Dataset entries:
※ ※ ※

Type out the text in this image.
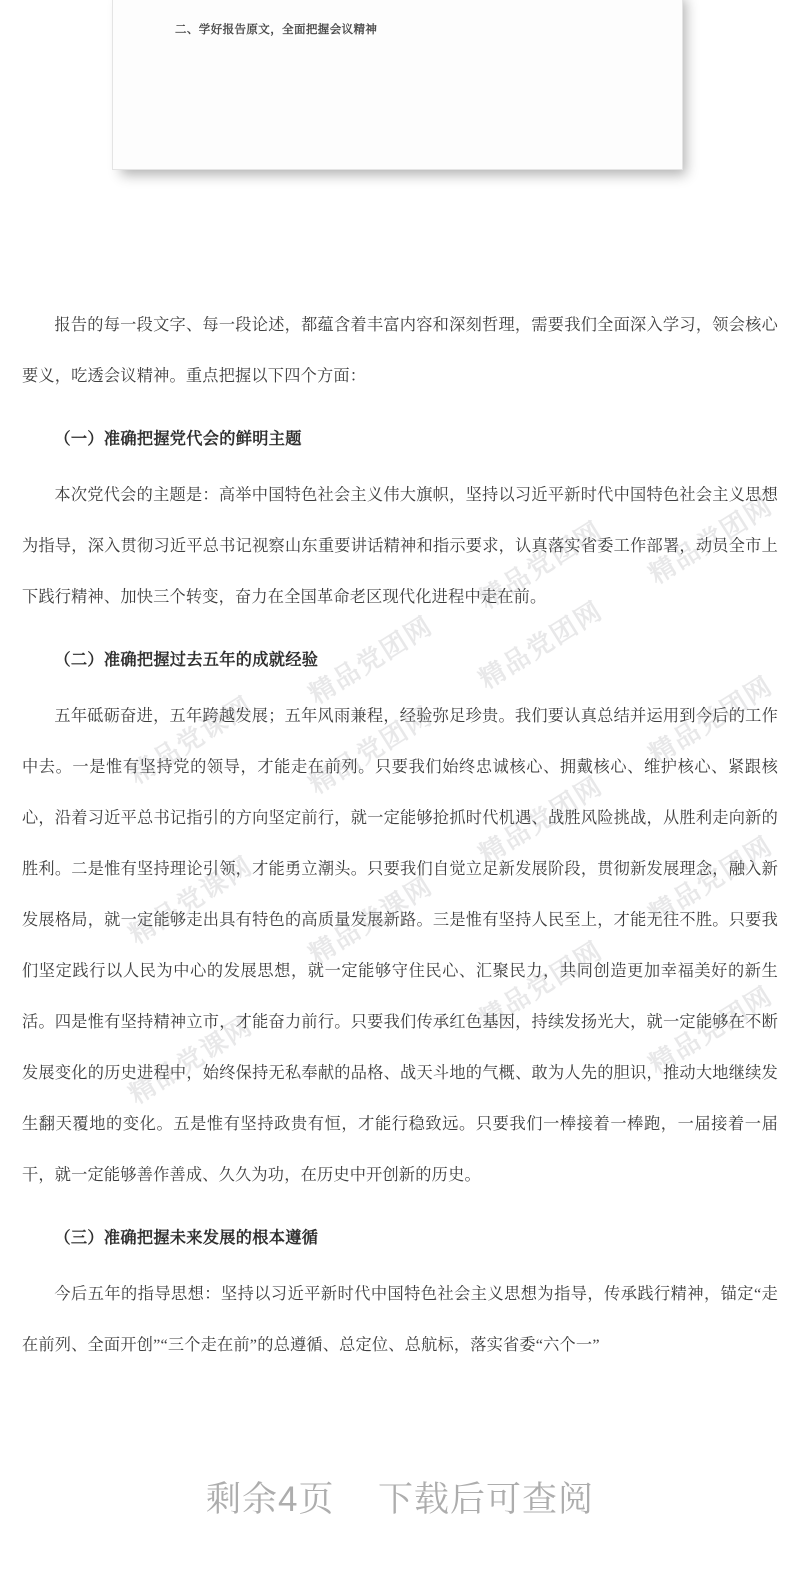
二、学好报告原文，全面把握会议精神

报告的每一段文字、每一段论述，都蕴含着丰富内容和深刻哲理，需要我们全面深入学习，领会核心要义，吃透会议精神。重点把握以下四个方面：

（一）准确把握党代会的鲜明主题

本次党代会的主题是：高举中国特色社会主义伟大旗帜，坚持以习近平新时代中国特色社会主义思想为指导，深入贯彻习近平总书记视察山东重要讲话精神和指示要求，认真落实省委工作部署，动员全市上下践行精神、加快三个转变，奋力在全国革命老区现代化进程中走在前。

（二）准确把握过去五年的成就经验

五年砥砺奋进，五年跨越发展；五年风雨兼程，经验弥足珍贵。我们要认真总结并运用到今后的工作中去。一是惟有坚持党的领导，才能走在前列。只要我们始终忠诚核心、拥戴核心、维护核心、紧跟核心，沿着习近平总书记指引的方向坚定前行，就一定能够抢抓时代机遇、战胜风险挑战，从胜利走向新的胜利。二是惟有坚持理论引领，才能勇立潮头。只要我们自觉立足新发展阶段，贯彻新发展理念，融入新发展格局，就一定能够走出具有特色的高质量发展新路。三是惟有坚持人民至上，才能无往不胜。只要我们坚定践行以人民为中心的发展思想，就一定能够守住民心、汇聚民力，共同创造更加幸福美好的新生活。四是惟有坚持精神立市，才能奋力前行。只要我们传承红色基因，持续发扬光大，就一定能够在不断发展变化的历史进程中，始终保持无私奉献的品格、战天斗地的气概、敢为人先的胆识，推动大地继续发生翻天覆地的变化。五是惟有坚持政贵有恒，才能行稳致远。只要我们一棒接着一棒跑，一届接着一届干，就一定能够善作善成、久久为功，在历史中开创新的历史。

（三）准确把握未来发展的根本遵循

今后五年的指导思想：坚持以习近平新时代中国特色社会主义思想为指导，传承践行精神，锚定“走在前列、全面开创”“三个走在前”的总遵循、总定位、总航标，落实省委“六个一”

精品党团网 精品党团网
精品党团网 精品党团网
精品党课网 精品党团网	精品党团网
精品党课网
精品党团网
精品党团网
精品党课网
精品党团网
精品党课网
精品党团网
剩余4页 下载后可查阅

※ ※ ※

• What you are asked to do
Copy all lines from the material that hold "坚持以习近平新时代中国特色社会主义思想为指导".

• Output of the exercise
本次党代会的主题是：高举中国特色社会主义伟大旗帜，坚持以习近平新时代中国特色社会主义思想为指导，深入贯彻习近平总书记视察山东重要讲话精神和指示要求，认真落实省委工作部署，动员全市上下践行精神、加快三个转变，奋力在全国革命老区现代化进程中走在前。
今后五年的指导思想：坚持以习近平新时代中国特色社会主义思想为指导，传承践行精神，锚定“走在前列、全面开创”“三个走在前”的总遵循、总定位、总航标，落实省委“六个一”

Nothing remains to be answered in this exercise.